§ **Goal of the exercise**
Reproduce every entry below precisely; do not include the pictures.

§ **Supplied records**
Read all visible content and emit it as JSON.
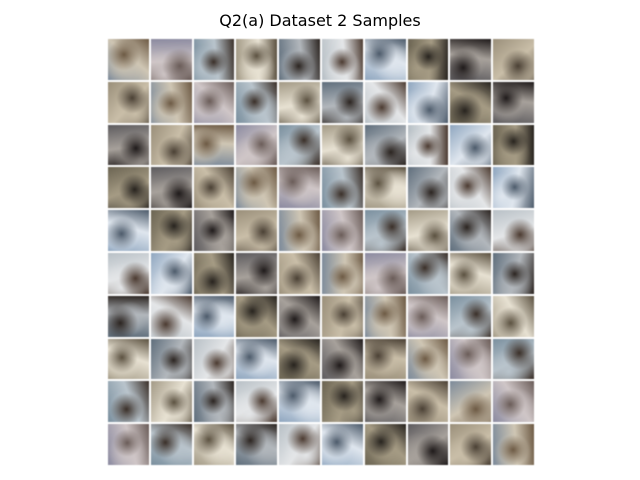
{
  "figure": {
    "title": "Q2(a) Dataset 2 Samples"
  },
  "grid": {
    "rows": 10,
    "cols": 10
  },
  "palette": [
    [
      "#7c8a9a",
      "#cfc6b4",
      "#6d5a44"
    ],
    [
      "#a39a86",
      "#e7e1d2",
      "#5b5140"
    ],
    [
      "#8fa6bf",
      "#dfe6ee",
      "#4c5a6a"
    ],
    [
      "#9a8f7a",
      "#c9bea8",
      "#4a4034"
    ],
    [
      "#7a8f9e",
      "#b9c4cc",
      "#3a2f28"
    ],
    [
      "#b8c0c6",
      "#e4e6e8",
      "#4b3a30"
    ],
    [
      "#5d5b5e",
      "#a7a19b",
      "#1f1a1a"
    ],
    [
      "#8b8aa0",
      "#cfc6c7",
      "#6a5c58"
    ],
    [
      "#5f6e7c",
      "#b2b7bc",
      "#2b2420"
    ],
    [
      "#6b6452",
      "#a59b84",
      "#27231e"
    ]
  ]
}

§ **Final result**
Read all visible content and emit it as JSON.
{
  "figure": {
    "title": "Q2(a) Dataset 2 Samples"
  },
  "grid": {
    "rows": 10,
    "cols": 10
  },
  "palette": [
    [
      "#7c8a9a",
      "#cfc6b4",
      "#6d5a44"
    ],
    [
      "#a39a86",
      "#e7e1d2",
      "#5b5140"
    ],
    [
      "#8fa6bf",
      "#dfe6ee",
      "#4c5a6a"
    ],
    [
      "#9a8f7a",
      "#c9bea8",
      "#4a4034"
    ],
    [
      "#7a8f9e",
      "#b9c4cc",
      "#3a2f28"
    ],
    [
      "#b8c0c6",
      "#e4e6e8",
      "#4b3a30"
    ],
    [
      "#5d5b5e",
      "#a7a19b",
      "#1f1a1a"
    ],
    [
      "#8b8aa0",
      "#cfc6c7",
      "#6a5c58"
    ],
    [
      "#5f6e7c",
      "#b2b7bc",
      "#2b2420"
    ],
    [
      "#6b6452",
      "#a59b84",
      "#27231e"
    ]
  ]
}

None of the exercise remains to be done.